### SOURCE MATERIAL

____________

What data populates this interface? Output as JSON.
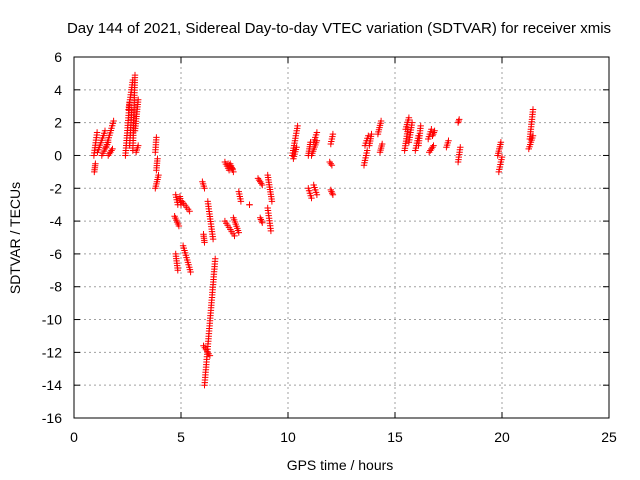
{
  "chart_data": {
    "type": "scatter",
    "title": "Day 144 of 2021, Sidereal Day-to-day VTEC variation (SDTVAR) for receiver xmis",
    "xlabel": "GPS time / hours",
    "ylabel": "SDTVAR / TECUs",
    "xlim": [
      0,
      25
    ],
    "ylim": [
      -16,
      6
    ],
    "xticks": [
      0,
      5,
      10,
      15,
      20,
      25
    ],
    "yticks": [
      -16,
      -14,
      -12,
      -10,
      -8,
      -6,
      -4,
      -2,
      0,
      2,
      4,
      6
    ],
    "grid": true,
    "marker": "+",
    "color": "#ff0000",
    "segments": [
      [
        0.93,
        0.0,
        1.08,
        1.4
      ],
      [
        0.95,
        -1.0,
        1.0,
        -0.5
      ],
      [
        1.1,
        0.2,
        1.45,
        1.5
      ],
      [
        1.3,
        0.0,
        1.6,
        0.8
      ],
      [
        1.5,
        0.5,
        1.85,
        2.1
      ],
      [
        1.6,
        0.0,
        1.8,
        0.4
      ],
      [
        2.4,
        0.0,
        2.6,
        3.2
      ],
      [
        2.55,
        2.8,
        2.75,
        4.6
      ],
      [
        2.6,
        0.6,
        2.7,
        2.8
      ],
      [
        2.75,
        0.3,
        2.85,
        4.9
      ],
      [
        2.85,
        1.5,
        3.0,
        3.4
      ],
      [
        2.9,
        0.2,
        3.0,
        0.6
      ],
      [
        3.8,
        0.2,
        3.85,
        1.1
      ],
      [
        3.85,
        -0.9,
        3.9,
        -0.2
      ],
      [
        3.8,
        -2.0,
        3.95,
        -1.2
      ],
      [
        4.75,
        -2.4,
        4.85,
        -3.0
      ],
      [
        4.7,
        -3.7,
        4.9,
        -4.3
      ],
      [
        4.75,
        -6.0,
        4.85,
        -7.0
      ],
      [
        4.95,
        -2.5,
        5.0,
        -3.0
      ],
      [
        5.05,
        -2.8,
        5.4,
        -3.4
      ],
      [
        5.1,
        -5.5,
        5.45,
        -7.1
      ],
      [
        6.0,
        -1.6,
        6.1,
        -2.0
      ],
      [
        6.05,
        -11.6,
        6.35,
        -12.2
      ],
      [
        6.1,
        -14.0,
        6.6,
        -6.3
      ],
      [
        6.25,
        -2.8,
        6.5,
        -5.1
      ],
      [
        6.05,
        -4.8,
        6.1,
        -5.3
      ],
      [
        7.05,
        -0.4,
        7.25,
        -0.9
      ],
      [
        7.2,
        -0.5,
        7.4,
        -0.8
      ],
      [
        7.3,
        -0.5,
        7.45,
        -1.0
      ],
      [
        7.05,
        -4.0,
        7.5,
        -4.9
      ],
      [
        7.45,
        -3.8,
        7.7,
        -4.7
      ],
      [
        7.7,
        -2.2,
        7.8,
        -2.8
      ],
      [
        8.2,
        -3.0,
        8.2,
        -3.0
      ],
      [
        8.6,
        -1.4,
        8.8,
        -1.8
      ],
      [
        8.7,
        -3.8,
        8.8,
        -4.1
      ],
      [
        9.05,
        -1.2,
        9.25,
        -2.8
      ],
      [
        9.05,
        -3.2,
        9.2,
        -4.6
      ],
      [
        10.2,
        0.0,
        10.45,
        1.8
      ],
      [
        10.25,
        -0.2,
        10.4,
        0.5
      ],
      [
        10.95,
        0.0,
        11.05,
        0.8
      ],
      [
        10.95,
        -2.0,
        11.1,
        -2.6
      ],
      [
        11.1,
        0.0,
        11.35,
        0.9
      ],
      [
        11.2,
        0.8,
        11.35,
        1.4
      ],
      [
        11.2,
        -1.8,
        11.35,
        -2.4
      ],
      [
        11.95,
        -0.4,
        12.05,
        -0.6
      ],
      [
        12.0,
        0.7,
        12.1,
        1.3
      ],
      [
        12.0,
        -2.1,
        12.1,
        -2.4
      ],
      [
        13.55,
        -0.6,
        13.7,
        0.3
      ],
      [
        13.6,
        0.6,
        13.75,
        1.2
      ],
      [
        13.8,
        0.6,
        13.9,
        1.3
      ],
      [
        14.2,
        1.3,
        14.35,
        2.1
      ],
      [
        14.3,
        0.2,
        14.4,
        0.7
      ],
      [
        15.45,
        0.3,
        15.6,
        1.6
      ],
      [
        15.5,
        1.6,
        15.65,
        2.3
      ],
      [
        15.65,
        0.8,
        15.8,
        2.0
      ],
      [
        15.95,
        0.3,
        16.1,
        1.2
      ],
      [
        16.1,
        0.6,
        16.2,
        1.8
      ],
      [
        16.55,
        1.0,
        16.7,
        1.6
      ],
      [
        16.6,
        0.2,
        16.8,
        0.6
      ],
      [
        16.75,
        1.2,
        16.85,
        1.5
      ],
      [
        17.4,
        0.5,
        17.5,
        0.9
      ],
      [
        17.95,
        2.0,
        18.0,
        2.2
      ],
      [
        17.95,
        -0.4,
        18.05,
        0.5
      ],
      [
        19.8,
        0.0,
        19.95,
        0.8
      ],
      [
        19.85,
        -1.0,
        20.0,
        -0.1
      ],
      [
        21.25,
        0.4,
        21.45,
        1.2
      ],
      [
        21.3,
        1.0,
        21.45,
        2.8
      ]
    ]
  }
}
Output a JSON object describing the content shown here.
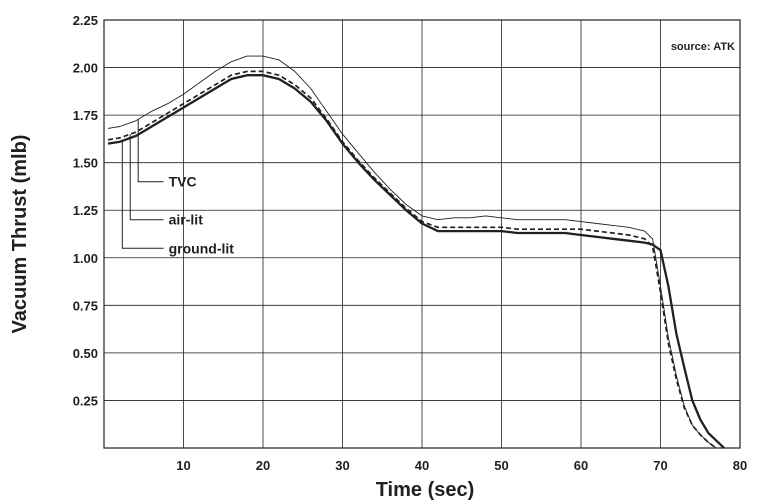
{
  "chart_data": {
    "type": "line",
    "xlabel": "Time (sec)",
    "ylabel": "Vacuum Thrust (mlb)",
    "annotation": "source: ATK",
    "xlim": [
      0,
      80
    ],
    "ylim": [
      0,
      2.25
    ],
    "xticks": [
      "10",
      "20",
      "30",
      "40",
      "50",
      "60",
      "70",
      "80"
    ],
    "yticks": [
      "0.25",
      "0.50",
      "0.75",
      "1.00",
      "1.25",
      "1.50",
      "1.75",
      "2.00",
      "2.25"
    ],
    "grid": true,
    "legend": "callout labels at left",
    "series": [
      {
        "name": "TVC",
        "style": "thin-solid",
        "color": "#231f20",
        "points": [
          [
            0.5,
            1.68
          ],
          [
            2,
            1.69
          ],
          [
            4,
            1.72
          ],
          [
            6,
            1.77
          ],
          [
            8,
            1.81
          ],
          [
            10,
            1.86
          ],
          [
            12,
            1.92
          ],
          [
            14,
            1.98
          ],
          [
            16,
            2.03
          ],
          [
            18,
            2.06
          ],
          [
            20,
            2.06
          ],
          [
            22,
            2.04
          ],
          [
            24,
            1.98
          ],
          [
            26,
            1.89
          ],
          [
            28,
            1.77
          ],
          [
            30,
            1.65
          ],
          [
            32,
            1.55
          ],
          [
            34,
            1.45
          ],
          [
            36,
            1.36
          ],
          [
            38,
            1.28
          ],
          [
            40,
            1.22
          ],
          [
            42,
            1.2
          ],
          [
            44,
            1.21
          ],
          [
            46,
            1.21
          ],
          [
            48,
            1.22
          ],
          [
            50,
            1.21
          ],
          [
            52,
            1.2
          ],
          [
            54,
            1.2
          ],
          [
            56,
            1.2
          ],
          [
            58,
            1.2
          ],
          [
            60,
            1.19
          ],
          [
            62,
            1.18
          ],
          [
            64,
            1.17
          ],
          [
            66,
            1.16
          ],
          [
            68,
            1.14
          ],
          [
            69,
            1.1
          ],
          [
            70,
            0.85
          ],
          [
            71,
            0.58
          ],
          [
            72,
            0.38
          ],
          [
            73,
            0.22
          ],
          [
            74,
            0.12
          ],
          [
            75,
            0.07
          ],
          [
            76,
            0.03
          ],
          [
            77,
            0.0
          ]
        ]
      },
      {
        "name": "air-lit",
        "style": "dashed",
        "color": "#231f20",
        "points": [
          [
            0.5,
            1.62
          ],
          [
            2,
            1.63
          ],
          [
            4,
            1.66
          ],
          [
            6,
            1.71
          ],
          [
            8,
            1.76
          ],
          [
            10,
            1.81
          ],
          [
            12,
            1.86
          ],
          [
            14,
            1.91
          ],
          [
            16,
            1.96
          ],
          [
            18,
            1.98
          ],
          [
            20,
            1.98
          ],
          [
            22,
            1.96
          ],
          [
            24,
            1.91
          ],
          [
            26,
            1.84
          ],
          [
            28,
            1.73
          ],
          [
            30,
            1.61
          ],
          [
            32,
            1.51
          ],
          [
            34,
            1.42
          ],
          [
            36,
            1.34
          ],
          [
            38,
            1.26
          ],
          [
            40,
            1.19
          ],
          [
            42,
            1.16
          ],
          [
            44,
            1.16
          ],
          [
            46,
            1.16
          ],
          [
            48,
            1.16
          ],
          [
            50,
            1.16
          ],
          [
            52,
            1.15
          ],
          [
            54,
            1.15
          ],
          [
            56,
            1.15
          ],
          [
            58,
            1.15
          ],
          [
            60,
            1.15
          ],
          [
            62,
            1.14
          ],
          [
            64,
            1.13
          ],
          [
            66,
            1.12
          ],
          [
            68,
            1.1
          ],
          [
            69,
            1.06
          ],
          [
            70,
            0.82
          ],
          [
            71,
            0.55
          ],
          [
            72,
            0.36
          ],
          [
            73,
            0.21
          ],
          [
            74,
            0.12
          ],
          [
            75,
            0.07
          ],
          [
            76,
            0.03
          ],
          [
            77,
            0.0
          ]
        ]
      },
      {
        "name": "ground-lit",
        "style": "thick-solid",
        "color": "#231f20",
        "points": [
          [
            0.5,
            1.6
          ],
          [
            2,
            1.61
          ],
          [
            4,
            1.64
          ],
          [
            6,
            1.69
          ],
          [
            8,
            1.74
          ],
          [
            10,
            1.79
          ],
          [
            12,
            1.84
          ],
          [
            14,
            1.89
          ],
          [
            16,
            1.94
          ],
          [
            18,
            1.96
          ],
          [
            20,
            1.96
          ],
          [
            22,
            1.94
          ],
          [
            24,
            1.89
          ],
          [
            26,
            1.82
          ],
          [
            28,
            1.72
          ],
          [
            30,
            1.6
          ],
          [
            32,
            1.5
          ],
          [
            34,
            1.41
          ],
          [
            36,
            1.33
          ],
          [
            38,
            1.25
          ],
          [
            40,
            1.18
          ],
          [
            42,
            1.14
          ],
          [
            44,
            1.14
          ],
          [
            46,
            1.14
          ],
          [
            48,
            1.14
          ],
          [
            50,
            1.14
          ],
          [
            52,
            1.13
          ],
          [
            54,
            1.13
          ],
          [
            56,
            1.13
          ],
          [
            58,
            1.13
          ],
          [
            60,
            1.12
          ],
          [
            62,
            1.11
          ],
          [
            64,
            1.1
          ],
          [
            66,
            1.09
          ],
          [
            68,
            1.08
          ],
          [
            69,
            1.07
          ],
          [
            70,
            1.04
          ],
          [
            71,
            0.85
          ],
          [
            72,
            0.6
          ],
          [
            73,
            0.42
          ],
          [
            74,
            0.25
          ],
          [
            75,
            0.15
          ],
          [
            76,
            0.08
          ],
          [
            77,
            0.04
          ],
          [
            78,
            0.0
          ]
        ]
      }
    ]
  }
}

____________

### WHAT TO WORK ON
Make a list of all lines in the data that contain "ylabel".

### WORKED SOLUTION
    "ylabel": "SDTVAR / TECUs",
    "ylabel": "Vacuum Thrust (mlb)",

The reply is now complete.